::: DATASET
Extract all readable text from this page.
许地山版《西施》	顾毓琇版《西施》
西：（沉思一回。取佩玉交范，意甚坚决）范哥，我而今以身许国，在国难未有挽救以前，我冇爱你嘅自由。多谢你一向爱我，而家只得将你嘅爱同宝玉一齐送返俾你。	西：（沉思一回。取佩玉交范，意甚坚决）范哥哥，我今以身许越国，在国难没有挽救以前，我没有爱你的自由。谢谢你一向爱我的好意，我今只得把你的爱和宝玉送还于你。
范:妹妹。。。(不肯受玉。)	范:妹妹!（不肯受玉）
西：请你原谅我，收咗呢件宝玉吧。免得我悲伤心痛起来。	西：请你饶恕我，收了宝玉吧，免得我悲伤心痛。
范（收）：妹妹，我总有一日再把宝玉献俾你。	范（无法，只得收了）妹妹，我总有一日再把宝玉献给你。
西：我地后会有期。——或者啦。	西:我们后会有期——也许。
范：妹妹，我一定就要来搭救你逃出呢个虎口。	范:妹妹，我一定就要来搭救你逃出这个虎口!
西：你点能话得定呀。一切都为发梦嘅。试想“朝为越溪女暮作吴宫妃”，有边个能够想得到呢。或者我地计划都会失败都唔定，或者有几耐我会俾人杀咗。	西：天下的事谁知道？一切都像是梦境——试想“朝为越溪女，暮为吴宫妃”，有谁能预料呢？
::::::
* _GIVEN INSTRUCTION_
Reproduce the material exactly, with every line intact.

* _RESULT_
Extract all readable text from this page.
许地山版《西施》	顾毓琇版《西施》
西：（沉思一回。取佩玉交范，意甚坚决）范哥，我而今以身许国，在国难未有挽救以前，我冇爱你嘅自由。多谢你一向爱我，而家只得将你嘅爱同宝玉一齐送返俾你。	西：（沉思一回。取佩玉交范，意甚坚决）范哥哥，我今以身许越国，在国难没有挽救以前，我没有爱你的自由。谢谢你一向爱我的好意，我今只得把你的爱和宝玉送还于你。
范:妹妹。。。(不肯受玉。)	范:妹妹!（不肯受玉）
西：请你原谅我，收咗呢件宝玉吧。免得我悲伤心痛起来。	西：请你饶恕我，收了宝玉吧，免得我悲伤心痛。
范（收）：妹妹，我总有一日再把宝玉献俾你。	范（无法，只得收了）妹妹，我总有一日再把宝玉献给你。
西：我地后会有期。——或者啦。	西:我们后会有期——也许。
范：妹妹，我一定就要来搭救你逃出呢个虎口。	范:妹妹，我一定就要来搭救你逃出这个虎口!
西：你点能话得定呀。一切都为发梦嘅。试想“朝为越溪女暮作吴宫妃”，有边个能够想得到呢。或者我地计划都会失败都唔定，或者有几耐我会俾人杀咗。	西：天下的事谁知道？一切都像是梦境——试想“朝为越溪女，暮为吴宫妃”，有谁能预料呢？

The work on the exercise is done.